*Task description*: Each entry below should be written out exactly as it is, with no pictures.

*Provided material*:
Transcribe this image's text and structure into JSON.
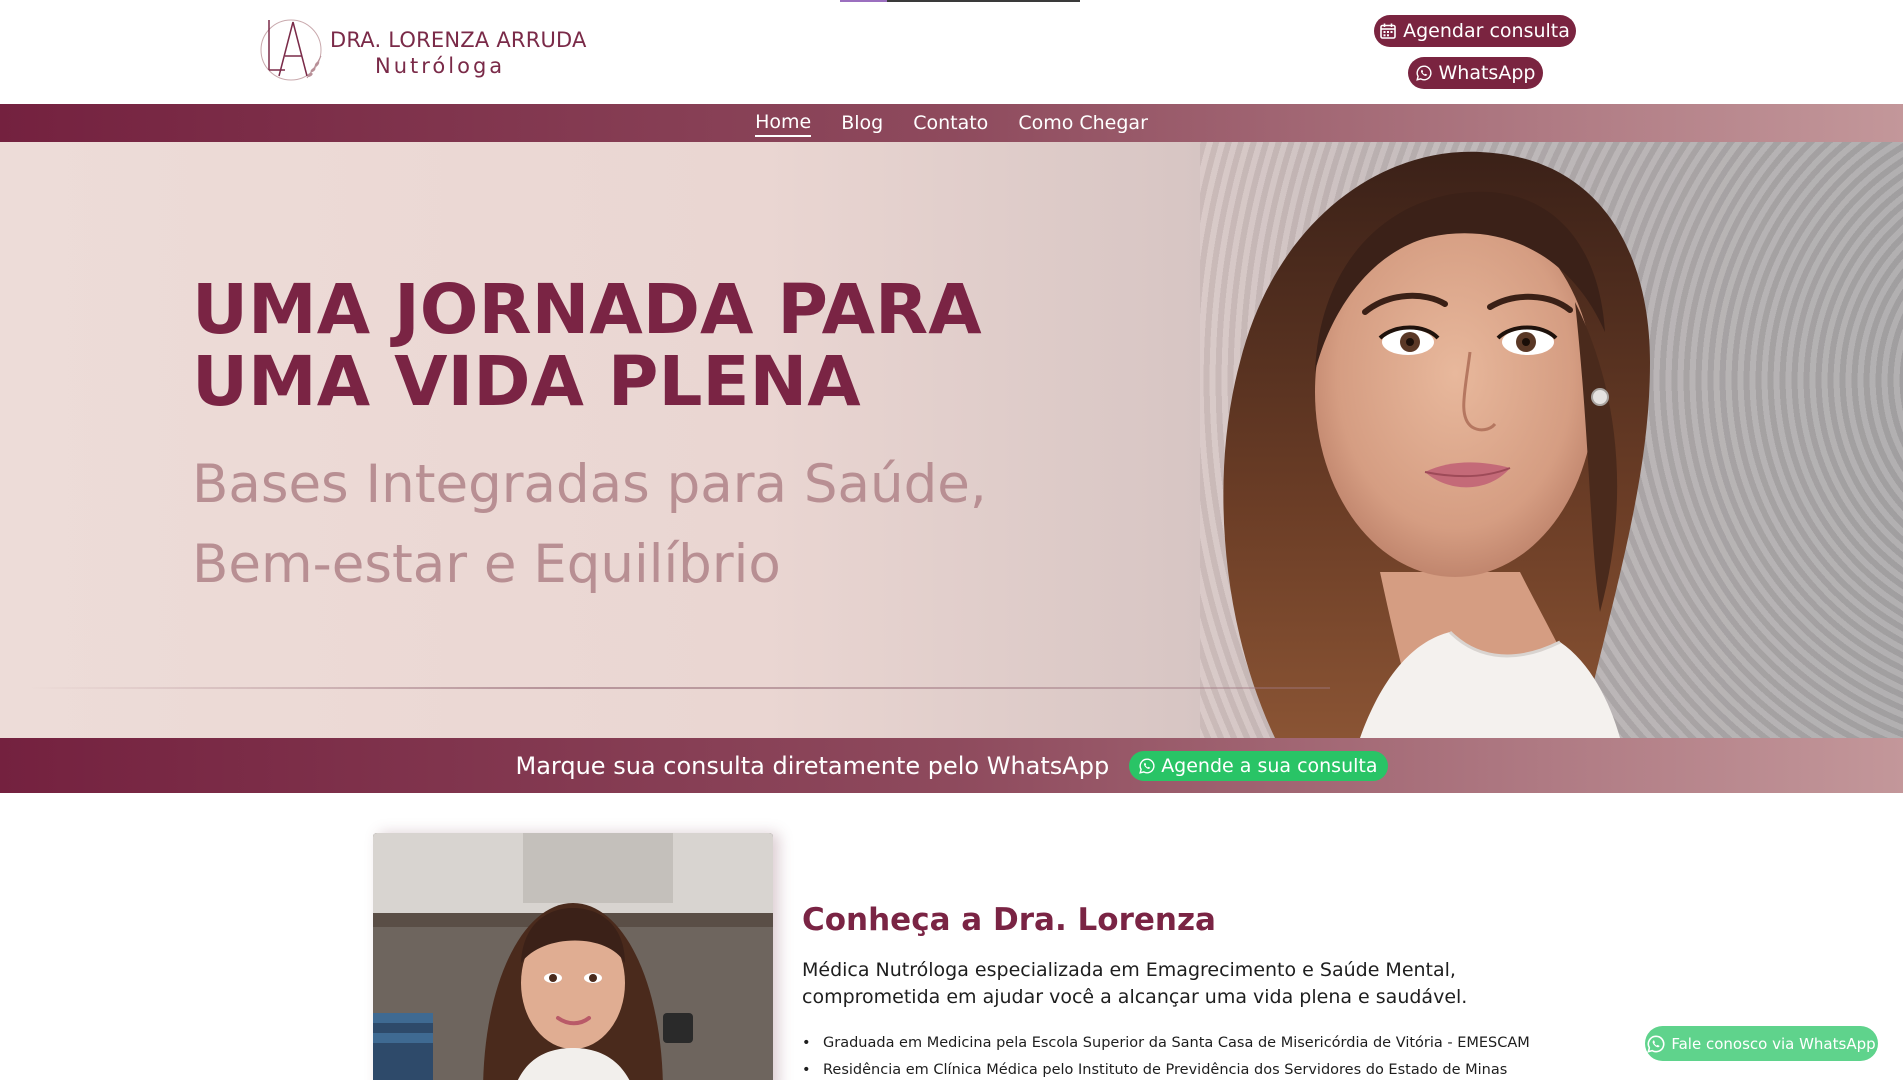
{
  "header": {
    "logo": {
      "monogram": "LA",
      "name": "DRA. LORENZA ARRUDA",
      "subtitle": "Nutróloga"
    },
    "buttons": {
      "agendar_label": "Agendar consulta",
      "agendar_icon": "calendar-icon",
      "whatsapp_label": "WhatsApp",
      "whatsapp_icon": "whatsapp-icon"
    }
  },
  "nav": {
    "items": [
      {
        "label": "Home",
        "active": true
      },
      {
        "label": "Blog",
        "active": false
      },
      {
        "label": "Contato",
        "active": false
      },
      {
        "label": "Como Chegar",
        "active": false
      }
    ]
  },
  "hero": {
    "title_line1": "UMA JORNADA PARA",
    "title_line2": "UMA VIDA PLENA",
    "subtitle_line1": "Bases Integradas para Saúde,",
    "subtitle_line2": "Bem-estar e Equilíbrio"
  },
  "band": {
    "text": "Marque sua consulta diretamente pelo WhatsApp",
    "button_label": "Agende a sua consulta"
  },
  "about": {
    "title": "Conheça a Dra. Lorenza",
    "text_line1": "Médica Nutróloga especializada em Emagrecimento e Saúde Mental,",
    "text_line2": "comprometida em ajudar você a alcançar uma vida plena e saudável.",
    "list": [
      "Graduada em Medicina pela Escola Superior da Santa Casa de Misericórdia de Vitória - EMESCAM",
      "Residência em Clínica Médica pelo Instituto de Previdência dos Servidores do Estado de Minas"
    ]
  },
  "floating_whatsapp": {
    "label": "Fale conosco via WhatsApp"
  },
  "colors": {
    "brand": "#7a2444",
    "brand_light": "#b88f93",
    "whatsapp_green": "#29c466"
  }
}
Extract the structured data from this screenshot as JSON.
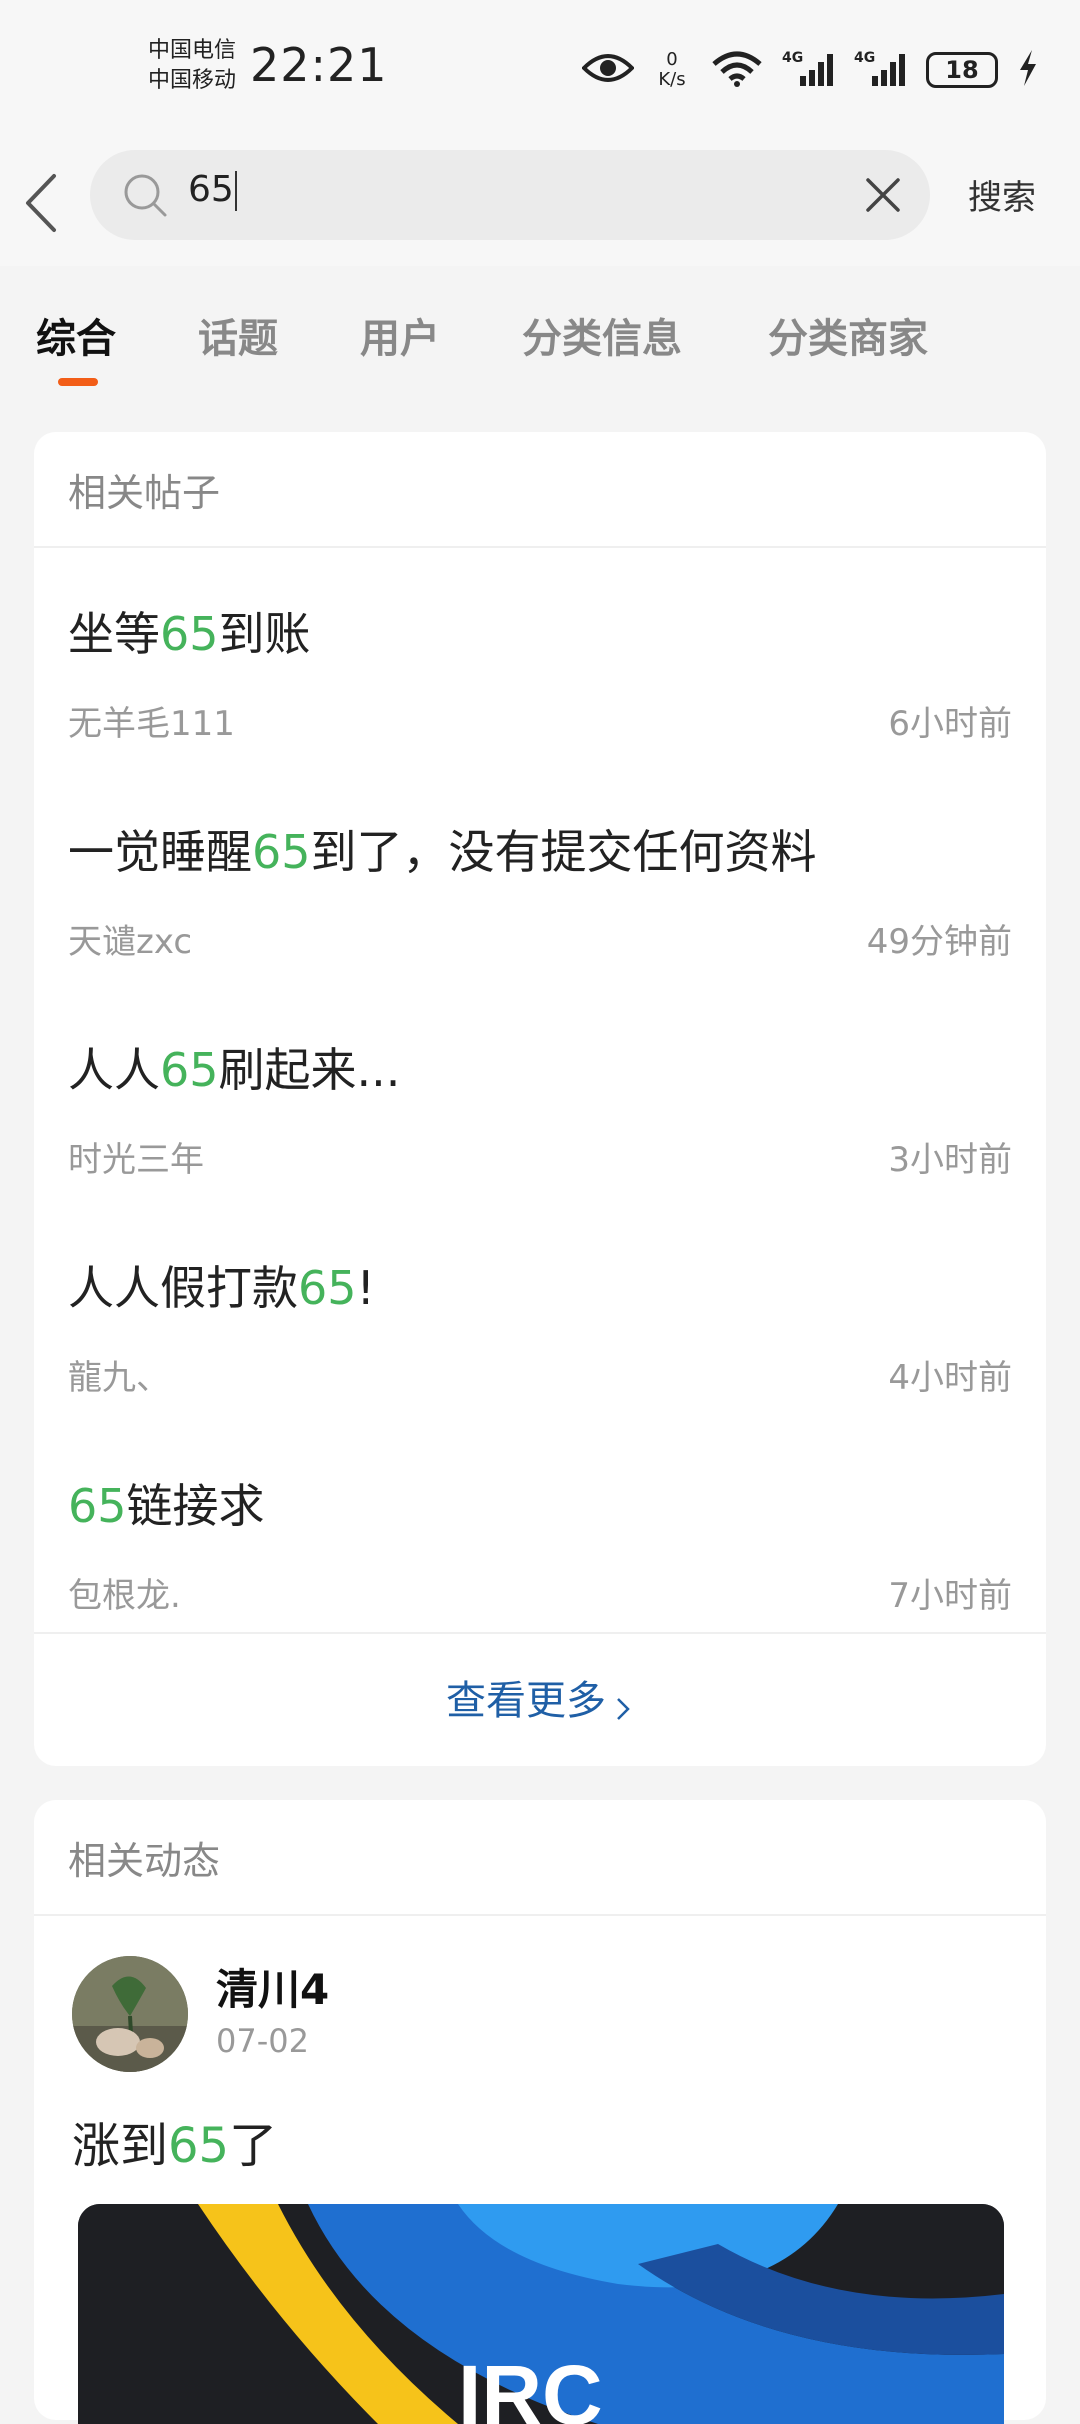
{
  "status_bar": {
    "carrier1": "中国电信",
    "carrier2": "中国移动",
    "time": "22:21",
    "net_speed_value": "0",
    "net_speed_unit": "K/s",
    "signal1_label": "4G",
    "signal2_label": "4G",
    "battery": "18"
  },
  "search": {
    "query": "65",
    "submit_label": "搜索"
  },
  "tabs": [
    "综合",
    "话题",
    "用户",
    "分类信息",
    "分类商家"
  ],
  "active_tab": 0,
  "posts_section": {
    "header": "相关帖子",
    "posts": [
      {
        "title_parts": [
          "坐等",
          "65",
          "到账"
        ],
        "author": "无羊毛111",
        "time": "6小时前"
      },
      {
        "title_parts": [
          "一觉睡醒",
          "65",
          "到了，没有提交任何资料"
        ],
        "author": "天谴zxc",
        "time": "49分钟前"
      },
      {
        "title_parts": [
          "人人",
          "65",
          "刷起来..."
        ],
        "author": "时光三年",
        "time": "3小时前"
      },
      {
        "title_parts": [
          "人人假打款",
          "65",
          "!"
        ],
        "author": "龍九、",
        "time": "4小时前"
      },
      {
        "title_parts": [
          "",
          "65",
          "链接求"
        ],
        "author": "包根龙.",
        "time": "7小时前"
      }
    ],
    "more_label": "查看更多"
  },
  "dynamics_section": {
    "header": "相关动态",
    "user_name": "清川4",
    "date": "07-02",
    "text_parts": [
      "涨到",
      "65",
      "了"
    ],
    "image_text": "IRC"
  },
  "colors": {
    "highlight": "#45b35b",
    "tab_indicator": "#f25d17",
    "link": "#1f5fa6"
  },
  "icons": [
    "back-arrow-icon",
    "search-icon",
    "clear-icon",
    "eye-icon",
    "wifi-icon",
    "signal-icon",
    "battery-icon",
    "charging-bolt-icon",
    "chevron-right-icon"
  ]
}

*Problem solution*:
Transcribe this image's text and structure into JSON.
{
  "header": {
    "logo": {
      "monogram": "LA",
      "name": "DRA. LORENZA ARRUDA",
      "subtitle": "Nutróloga"
    },
    "buttons": {
      "agendar_label": "Agendar consulta",
      "agendar_icon": "calendar-icon",
      "whatsapp_label": "WhatsApp",
      "whatsapp_icon": "whatsapp-icon"
    }
  },
  "nav": {
    "items": [
      {
        "label": "Home",
        "active": true
      },
      {
        "label": "Blog",
        "active": false
      },
      {
        "label": "Contato",
        "active": false
      },
      {
        "label": "Como Chegar",
        "active": false
      }
    ]
  },
  "hero": {
    "title_line1": "UMA JORNADA PARA",
    "title_line2": "UMA VIDA PLENA",
    "subtitle_line1": "Bases Integradas para Saúde,",
    "subtitle_line2": "Bem-estar e Equilíbrio"
  },
  "band": {
    "text": "Marque sua consulta diretamente pelo WhatsApp",
    "button_label": "Agende a sua consulta"
  },
  "about": {
    "title": "Conheça a Dra. Lorenza",
    "text_line1": "Médica Nutróloga especializada em Emagrecimento e Saúde Mental,",
    "text_line2": "comprometida em ajudar você a alcançar uma vida plena e saudável.",
    "list": [
      "Graduada em Medicina pela Escola Superior da Santa Casa de Misericórdia de Vitória - EMESCAM",
      "Residência em Clínica Médica pelo Instituto de Previdência dos Servidores do Estado de Minas"
    ]
  },
  "floating_whatsapp": {
    "label": "Fale conosco via WhatsApp"
  },
  "colors": {
    "brand": "#7a2444",
    "brand_light": "#b88f93",
    "whatsapp_green": "#29c466"
  }
}
Extract the structured data from this screenshot as JSON.
{
  "status_bar": {
    "carrier1": "中国电信",
    "carrier2": "中国移动",
    "time": "22:21",
    "net_speed_value": "0",
    "net_speed_unit": "K/s",
    "signal1_label": "4G",
    "signal2_label": "4G",
    "battery": "18"
  },
  "search": {
    "query": "65",
    "submit_label": "搜索"
  },
  "tabs": [
    "综合",
    "话题",
    "用户",
    "分类信息",
    "分类商家"
  ],
  "active_tab": 0,
  "posts_section": {
    "header": "相关帖子",
    "posts": [
      {
        "title_parts": [
          "坐等",
          "65",
          "到账"
        ],
        "author": "无羊毛111",
        "time": "6小时前"
      },
      {
        "title_parts": [
          "一觉睡醒",
          "65",
          "到了，没有提交任何资料"
        ],
        "author": "天谴zxc",
        "time": "49分钟前"
      },
      {
        "title_parts": [
          "人人",
          "65",
          "刷起来..."
        ],
        "author": "时光三年",
        "time": "3小时前"
      },
      {
        "title_parts": [
          "人人假打款",
          "65",
          "!"
        ],
        "author": "龍九、",
        "time": "4小时前"
      },
      {
        "title_parts": [
          "",
          "65",
          "链接求"
        ],
        "author": "包根龙.",
        "time": "7小时前"
      }
    ],
    "more_label": "查看更多"
  },
  "dynamics_section": {
    "header": "相关动态",
    "user_name": "清川4",
    "date": "07-02",
    "text_parts": [
      "涨到",
      "65",
      "了"
    ],
    "image_text": "IRC"
  },
  "colors": {
    "highlight": "#45b35b",
    "tab_indicator": "#f25d17",
    "link": "#1f5fa6"
  },
  "icons": [
    "back-arrow-icon",
    "search-icon",
    "clear-icon",
    "eye-icon",
    "wifi-icon",
    "signal-icon",
    "battery-icon",
    "charging-bolt-icon",
    "chevron-right-icon"
  ]
}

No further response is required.